Substitute "region-label" for every "category-label" in the data, starting at the beginning and continuing up to and including the line with "bar-value-label: 11,5 [1140, 449, 1221, 488]". Reproduce those lines with everything else unchanged.
begin TASK DATA
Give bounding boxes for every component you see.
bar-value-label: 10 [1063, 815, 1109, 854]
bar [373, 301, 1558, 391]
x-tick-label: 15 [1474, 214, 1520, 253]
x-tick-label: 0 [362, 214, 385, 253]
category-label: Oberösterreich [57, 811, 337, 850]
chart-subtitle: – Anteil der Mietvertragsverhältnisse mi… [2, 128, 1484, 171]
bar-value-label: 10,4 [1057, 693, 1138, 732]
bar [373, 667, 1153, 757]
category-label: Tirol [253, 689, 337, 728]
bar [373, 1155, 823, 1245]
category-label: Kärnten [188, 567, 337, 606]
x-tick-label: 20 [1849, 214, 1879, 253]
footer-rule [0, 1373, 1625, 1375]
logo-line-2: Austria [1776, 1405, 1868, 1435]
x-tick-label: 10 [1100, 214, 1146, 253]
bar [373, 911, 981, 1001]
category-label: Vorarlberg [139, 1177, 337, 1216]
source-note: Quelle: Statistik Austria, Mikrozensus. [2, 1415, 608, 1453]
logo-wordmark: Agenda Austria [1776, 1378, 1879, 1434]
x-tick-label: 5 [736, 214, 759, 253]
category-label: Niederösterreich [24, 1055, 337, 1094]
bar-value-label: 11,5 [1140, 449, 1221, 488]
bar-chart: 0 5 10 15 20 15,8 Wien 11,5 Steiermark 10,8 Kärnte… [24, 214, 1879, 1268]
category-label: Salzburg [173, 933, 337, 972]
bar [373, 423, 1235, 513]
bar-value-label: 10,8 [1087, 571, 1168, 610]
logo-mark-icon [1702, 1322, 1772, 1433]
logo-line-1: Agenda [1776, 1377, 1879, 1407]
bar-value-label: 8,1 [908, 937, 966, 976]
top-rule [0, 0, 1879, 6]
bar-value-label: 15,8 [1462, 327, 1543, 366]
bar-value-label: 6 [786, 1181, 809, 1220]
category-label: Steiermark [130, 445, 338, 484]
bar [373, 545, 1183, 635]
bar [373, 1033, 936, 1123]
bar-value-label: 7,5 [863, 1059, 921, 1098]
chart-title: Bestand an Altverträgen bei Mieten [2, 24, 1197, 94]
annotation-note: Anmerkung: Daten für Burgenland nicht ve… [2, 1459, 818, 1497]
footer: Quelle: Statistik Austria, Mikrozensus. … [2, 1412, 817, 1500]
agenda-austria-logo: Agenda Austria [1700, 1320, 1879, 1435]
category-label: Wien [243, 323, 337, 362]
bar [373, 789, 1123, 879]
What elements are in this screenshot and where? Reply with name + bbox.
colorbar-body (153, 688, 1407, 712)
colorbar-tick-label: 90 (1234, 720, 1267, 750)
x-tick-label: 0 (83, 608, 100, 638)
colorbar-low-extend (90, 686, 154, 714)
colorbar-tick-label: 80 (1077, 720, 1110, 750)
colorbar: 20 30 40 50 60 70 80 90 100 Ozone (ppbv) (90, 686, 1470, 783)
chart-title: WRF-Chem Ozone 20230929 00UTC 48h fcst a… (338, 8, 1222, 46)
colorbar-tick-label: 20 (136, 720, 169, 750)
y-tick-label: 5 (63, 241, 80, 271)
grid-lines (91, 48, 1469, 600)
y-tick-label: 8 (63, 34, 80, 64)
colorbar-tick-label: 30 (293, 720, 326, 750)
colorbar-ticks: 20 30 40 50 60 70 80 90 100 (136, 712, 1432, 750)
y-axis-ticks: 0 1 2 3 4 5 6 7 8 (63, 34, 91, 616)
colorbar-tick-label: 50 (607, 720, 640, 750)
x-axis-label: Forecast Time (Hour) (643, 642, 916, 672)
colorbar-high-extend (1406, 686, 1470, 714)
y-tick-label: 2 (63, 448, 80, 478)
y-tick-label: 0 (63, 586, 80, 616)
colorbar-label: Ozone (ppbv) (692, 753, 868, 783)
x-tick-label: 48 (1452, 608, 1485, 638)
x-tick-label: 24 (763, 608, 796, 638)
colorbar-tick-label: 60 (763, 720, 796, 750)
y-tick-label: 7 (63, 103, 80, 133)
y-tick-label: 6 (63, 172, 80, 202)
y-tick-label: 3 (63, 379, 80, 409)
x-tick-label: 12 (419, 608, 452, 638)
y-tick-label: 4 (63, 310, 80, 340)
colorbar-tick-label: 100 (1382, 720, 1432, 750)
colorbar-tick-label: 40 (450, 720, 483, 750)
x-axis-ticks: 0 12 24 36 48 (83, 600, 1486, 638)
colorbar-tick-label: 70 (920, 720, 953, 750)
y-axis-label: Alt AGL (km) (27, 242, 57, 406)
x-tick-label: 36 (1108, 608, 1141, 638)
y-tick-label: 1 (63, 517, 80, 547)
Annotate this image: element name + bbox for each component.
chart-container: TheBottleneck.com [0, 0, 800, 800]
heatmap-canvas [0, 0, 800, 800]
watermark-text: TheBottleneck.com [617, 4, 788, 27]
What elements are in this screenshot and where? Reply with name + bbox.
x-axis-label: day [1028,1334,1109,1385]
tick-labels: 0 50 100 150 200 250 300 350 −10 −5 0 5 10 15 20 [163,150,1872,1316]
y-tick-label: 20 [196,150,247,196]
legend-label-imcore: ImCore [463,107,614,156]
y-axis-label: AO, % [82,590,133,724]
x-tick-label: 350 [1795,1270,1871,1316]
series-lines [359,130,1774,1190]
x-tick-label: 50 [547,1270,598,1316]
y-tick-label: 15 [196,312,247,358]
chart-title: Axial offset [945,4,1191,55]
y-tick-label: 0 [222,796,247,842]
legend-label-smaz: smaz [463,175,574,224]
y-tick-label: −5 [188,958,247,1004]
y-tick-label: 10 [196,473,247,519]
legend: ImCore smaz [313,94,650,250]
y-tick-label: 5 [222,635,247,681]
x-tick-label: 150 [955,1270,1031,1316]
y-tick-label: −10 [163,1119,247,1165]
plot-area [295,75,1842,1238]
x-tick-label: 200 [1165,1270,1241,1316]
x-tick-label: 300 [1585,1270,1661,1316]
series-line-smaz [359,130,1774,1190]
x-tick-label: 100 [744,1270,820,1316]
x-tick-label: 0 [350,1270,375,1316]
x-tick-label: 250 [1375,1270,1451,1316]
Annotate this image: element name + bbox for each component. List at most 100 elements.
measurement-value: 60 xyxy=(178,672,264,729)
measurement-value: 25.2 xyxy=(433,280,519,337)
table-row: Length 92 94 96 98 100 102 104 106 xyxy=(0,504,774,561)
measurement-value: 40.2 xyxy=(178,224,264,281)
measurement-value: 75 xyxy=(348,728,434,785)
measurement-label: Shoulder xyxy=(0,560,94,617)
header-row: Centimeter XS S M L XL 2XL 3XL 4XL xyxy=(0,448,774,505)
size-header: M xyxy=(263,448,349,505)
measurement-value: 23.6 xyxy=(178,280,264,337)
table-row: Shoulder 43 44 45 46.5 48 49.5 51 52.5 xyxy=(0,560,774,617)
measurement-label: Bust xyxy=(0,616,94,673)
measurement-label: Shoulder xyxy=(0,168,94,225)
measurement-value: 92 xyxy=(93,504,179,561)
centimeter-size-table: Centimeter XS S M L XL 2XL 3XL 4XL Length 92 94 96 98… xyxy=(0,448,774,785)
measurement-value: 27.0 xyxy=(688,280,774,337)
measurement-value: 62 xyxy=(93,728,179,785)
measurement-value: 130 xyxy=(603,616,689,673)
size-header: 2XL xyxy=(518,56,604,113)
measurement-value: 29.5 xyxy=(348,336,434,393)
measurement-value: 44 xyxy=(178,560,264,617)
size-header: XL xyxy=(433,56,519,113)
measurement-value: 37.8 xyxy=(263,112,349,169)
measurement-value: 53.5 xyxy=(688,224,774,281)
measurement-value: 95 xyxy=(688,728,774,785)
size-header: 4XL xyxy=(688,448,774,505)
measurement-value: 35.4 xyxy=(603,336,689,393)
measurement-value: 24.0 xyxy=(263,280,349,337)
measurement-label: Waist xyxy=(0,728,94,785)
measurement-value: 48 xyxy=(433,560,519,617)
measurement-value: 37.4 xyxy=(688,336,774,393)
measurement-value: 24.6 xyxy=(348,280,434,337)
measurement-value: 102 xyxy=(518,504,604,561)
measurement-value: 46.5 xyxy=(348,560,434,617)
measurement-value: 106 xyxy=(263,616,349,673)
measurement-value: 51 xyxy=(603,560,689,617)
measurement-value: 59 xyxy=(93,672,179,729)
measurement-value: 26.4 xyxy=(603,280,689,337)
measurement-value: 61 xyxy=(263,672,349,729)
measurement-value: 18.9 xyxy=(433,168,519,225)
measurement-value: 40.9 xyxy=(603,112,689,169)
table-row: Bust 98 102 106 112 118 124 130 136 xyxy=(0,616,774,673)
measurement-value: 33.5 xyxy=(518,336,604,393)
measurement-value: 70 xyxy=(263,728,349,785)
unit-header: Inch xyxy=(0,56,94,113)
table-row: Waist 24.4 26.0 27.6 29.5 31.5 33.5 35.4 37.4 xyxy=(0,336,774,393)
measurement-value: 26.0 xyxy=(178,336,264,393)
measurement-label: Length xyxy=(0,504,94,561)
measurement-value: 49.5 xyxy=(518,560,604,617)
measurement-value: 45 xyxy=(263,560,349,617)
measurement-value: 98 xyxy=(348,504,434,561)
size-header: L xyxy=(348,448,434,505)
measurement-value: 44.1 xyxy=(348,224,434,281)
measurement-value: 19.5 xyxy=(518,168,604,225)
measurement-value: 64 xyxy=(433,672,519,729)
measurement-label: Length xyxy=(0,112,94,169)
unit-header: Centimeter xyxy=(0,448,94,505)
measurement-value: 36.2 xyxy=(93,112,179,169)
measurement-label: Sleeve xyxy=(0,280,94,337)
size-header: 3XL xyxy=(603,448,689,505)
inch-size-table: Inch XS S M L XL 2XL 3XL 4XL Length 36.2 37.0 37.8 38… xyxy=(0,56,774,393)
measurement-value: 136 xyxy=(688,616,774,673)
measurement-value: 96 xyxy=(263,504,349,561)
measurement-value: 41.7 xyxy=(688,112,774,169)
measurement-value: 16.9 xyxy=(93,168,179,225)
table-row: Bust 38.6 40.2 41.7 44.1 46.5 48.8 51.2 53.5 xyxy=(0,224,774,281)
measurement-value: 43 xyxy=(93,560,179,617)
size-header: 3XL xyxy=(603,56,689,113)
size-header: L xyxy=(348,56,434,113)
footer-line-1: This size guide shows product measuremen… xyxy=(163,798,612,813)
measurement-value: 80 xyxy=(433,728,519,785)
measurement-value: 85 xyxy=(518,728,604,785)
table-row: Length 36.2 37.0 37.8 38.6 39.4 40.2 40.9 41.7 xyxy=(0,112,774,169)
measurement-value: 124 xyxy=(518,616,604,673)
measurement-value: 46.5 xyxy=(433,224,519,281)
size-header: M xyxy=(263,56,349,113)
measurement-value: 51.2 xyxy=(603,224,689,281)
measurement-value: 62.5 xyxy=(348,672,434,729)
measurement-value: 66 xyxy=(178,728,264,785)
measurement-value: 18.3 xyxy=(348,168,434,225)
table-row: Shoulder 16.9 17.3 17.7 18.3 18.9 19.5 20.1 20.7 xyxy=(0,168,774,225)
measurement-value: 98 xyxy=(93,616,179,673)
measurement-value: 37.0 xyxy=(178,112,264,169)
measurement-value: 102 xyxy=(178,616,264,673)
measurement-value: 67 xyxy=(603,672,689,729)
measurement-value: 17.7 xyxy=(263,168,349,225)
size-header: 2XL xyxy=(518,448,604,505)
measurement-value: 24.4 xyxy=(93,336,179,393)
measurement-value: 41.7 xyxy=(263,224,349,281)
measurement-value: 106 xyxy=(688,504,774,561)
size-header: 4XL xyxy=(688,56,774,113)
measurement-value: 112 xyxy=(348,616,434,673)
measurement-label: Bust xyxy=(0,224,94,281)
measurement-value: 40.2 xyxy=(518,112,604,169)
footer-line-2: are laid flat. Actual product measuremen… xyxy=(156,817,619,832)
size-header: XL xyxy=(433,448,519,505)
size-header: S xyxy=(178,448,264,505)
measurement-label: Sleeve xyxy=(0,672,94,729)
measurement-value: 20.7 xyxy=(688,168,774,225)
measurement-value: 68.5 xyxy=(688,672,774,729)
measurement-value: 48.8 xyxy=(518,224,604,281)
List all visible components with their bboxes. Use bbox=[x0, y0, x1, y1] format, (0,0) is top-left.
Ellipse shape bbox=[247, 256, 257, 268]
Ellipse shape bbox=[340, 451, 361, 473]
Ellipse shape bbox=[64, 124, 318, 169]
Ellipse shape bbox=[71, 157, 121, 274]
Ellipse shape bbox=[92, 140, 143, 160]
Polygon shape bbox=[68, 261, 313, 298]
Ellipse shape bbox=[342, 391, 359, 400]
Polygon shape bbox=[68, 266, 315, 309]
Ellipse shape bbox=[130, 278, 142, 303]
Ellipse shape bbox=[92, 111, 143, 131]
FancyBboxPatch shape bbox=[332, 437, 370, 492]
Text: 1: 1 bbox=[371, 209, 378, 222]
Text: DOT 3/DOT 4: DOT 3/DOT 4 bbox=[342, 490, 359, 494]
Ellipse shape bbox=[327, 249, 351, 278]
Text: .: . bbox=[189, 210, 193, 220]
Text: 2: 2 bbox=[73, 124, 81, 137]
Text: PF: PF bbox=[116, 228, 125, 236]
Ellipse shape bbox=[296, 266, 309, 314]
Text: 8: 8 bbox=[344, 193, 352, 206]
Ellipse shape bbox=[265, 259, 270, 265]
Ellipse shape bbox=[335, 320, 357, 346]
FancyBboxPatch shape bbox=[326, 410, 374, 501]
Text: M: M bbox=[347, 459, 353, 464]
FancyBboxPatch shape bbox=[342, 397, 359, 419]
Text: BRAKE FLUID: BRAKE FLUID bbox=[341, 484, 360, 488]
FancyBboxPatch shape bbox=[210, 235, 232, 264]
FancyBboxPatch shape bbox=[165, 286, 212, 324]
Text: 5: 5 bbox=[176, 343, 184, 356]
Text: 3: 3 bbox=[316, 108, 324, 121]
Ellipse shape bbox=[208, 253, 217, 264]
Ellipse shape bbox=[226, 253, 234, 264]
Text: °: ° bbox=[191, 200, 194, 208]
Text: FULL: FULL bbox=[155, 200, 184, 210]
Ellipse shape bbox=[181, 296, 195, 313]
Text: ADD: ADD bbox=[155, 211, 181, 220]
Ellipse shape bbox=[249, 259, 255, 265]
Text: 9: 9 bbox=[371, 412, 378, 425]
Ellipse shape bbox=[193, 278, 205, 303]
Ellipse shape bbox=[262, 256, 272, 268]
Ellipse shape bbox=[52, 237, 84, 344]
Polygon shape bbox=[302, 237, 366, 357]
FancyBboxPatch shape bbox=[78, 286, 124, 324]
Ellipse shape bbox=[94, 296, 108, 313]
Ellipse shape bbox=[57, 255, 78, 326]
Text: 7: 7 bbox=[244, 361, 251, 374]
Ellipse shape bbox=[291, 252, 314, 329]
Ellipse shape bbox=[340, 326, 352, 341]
end TASK DATA
● **COMPLETE OUTPUT**:
Give bounding boxes for every component you see.
bar-value-label: 10 [1063, 815, 1109, 854]
bar [373, 301, 1558, 391]
x-tick-label: 15 [1474, 214, 1520, 253]
x-tick-label: 0 [362, 214, 385, 253]
region-label: Oberösterreich [57, 811, 337, 850]
chart-subtitle: – Anteil der Mietvertragsverhältnisse mi… [2, 128, 1484, 171]
bar-value-label: 10,4 [1057, 693, 1138, 732]
bar [373, 667, 1153, 757]
region-label: Tirol [253, 689, 337, 728]
bar [373, 1155, 823, 1245]
region-label: Kärnten [188, 567, 337, 606]
x-tick-label: 20 [1849, 214, 1879, 253]
footer-rule [0, 1373, 1625, 1375]
logo-line-2: Austria [1776, 1405, 1868, 1435]
x-tick-label: 10 [1100, 214, 1146, 253]
bar [373, 911, 981, 1001]
region-label: Vorarlberg [139, 1177, 337, 1216]
source-note: Quelle: Statistik Austria, Mikrozensus. [2, 1415, 608, 1453]
logo-wordmark: Agenda Austria [1776, 1378, 1879, 1434]
x-tick-label: 5 [736, 214, 759, 253]
region-label: Niederösterreich [24, 1055, 337, 1094]
bar-value-label: 11,5 [1140, 449, 1221, 488]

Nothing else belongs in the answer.